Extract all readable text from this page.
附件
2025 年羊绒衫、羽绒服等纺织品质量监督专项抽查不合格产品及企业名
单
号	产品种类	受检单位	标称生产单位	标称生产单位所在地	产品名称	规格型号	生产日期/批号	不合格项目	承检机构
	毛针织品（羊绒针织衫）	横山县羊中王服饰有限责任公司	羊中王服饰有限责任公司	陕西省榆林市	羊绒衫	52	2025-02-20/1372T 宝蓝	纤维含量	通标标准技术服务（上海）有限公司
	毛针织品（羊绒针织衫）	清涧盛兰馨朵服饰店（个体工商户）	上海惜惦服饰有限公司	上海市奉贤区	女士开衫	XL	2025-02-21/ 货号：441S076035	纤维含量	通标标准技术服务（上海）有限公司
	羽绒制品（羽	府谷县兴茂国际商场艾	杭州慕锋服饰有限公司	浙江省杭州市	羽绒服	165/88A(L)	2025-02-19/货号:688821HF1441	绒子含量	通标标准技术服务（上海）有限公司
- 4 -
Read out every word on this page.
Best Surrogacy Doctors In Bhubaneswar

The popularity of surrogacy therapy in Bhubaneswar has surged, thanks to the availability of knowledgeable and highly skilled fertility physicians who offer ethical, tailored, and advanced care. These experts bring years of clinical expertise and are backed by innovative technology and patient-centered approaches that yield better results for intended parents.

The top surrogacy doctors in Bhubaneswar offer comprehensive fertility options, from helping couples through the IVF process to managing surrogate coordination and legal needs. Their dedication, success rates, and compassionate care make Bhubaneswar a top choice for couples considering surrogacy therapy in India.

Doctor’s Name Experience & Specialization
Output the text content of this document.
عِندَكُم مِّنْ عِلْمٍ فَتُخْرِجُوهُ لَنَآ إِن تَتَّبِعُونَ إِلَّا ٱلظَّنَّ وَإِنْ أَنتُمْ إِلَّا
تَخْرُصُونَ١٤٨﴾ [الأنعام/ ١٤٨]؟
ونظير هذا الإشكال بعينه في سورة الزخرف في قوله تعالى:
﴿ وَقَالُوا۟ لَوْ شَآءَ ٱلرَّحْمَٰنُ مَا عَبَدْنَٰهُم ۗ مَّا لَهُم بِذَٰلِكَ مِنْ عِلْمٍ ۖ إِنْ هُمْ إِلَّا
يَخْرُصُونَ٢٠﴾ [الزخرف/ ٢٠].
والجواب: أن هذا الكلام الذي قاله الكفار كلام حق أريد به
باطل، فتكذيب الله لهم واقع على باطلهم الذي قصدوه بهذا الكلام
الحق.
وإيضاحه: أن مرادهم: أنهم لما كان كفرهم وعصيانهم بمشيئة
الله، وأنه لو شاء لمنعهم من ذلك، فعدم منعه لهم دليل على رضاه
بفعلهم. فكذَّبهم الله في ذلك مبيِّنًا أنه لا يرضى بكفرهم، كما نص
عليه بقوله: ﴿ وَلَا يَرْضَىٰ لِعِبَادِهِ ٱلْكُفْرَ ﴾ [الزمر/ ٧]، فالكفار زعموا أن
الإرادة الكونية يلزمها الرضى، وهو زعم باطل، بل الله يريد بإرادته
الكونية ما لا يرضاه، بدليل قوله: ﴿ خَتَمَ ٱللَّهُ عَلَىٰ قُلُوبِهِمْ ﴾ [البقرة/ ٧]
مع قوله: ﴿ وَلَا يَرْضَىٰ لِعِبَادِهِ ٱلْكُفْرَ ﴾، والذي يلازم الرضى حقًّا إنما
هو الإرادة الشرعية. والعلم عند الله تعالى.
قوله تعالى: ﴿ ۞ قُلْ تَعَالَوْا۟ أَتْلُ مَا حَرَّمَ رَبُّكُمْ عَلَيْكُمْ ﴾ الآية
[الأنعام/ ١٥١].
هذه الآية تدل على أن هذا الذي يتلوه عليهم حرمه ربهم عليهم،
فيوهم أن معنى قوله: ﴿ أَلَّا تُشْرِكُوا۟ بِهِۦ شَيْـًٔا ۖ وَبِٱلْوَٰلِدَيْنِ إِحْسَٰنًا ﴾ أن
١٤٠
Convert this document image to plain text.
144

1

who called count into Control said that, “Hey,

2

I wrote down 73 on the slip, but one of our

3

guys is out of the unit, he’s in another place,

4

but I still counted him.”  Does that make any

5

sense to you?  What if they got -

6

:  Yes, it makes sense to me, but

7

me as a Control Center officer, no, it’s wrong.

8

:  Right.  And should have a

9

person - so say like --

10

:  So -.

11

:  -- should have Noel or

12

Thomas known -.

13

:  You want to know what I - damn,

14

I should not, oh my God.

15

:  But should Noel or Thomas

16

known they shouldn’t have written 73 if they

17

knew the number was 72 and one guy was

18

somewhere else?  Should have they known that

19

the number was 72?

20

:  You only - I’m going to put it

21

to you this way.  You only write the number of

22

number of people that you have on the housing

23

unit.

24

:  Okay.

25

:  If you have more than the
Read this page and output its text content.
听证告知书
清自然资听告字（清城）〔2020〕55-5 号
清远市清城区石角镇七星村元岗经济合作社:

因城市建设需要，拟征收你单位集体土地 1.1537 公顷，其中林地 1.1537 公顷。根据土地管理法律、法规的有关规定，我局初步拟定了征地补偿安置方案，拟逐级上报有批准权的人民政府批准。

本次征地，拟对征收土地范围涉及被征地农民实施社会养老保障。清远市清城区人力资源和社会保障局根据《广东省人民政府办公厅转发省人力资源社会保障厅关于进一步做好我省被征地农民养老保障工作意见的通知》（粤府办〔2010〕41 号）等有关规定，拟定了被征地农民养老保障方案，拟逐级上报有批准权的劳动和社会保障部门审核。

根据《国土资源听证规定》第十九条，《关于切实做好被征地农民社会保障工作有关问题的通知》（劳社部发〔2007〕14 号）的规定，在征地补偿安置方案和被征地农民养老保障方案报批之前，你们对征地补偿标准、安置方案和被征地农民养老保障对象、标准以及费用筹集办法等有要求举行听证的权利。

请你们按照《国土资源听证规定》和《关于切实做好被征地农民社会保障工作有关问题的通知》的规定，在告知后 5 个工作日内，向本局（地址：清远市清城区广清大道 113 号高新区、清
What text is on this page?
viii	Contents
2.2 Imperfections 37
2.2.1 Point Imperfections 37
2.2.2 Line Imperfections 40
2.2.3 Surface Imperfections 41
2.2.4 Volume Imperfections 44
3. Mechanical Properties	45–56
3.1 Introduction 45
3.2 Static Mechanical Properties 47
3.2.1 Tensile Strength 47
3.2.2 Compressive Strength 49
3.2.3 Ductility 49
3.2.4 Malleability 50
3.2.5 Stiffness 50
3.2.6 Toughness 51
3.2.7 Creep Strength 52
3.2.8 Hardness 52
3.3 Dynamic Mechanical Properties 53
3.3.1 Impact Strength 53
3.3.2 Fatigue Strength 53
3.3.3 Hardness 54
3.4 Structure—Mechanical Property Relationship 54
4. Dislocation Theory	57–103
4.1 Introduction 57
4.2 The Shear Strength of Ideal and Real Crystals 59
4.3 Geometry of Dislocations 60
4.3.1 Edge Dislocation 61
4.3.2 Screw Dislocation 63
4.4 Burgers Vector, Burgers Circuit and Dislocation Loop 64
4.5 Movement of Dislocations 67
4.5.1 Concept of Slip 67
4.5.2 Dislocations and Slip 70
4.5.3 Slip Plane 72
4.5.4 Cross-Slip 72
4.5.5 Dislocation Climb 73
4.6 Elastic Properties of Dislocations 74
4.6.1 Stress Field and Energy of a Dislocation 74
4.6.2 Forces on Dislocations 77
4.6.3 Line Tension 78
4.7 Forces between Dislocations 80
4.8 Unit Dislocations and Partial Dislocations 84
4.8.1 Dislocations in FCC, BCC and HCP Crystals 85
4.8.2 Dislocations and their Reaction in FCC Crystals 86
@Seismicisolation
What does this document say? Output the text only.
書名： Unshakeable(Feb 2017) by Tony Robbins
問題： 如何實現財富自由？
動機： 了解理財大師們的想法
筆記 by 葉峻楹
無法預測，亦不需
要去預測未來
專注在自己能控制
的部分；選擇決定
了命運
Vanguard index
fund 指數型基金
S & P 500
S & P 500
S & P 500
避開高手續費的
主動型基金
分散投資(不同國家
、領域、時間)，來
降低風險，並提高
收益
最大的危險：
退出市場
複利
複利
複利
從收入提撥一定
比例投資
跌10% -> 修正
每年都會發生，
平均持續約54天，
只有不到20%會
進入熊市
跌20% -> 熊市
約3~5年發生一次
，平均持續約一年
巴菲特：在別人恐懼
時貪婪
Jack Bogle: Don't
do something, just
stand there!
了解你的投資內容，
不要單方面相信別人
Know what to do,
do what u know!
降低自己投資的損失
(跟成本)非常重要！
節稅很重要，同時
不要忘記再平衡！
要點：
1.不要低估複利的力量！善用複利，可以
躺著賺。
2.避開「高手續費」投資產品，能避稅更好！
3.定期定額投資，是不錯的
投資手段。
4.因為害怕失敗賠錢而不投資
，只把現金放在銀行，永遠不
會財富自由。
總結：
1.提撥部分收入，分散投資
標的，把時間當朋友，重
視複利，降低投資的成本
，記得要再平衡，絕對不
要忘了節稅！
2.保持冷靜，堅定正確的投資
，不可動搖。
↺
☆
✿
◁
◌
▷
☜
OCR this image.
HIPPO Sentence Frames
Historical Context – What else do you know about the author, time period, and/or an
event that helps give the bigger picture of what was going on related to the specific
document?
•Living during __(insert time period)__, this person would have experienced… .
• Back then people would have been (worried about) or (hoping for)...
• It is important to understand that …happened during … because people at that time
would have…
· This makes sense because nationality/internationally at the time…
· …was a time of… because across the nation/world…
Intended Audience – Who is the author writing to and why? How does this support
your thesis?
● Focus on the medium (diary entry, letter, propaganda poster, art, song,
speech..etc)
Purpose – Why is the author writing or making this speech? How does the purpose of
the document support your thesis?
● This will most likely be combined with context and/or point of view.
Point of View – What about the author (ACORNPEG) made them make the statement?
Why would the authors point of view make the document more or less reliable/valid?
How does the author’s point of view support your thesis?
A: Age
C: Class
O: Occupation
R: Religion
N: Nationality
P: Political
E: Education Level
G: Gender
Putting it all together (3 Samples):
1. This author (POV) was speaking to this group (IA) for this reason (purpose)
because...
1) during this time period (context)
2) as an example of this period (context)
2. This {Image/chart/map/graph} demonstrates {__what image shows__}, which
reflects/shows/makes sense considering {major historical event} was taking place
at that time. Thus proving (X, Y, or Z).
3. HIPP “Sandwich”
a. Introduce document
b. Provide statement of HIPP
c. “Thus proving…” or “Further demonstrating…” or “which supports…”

### AIM OF THE TASK
Note how many lines in the material hold the word "الآية", and give that number with nothing added.

### RESULT
2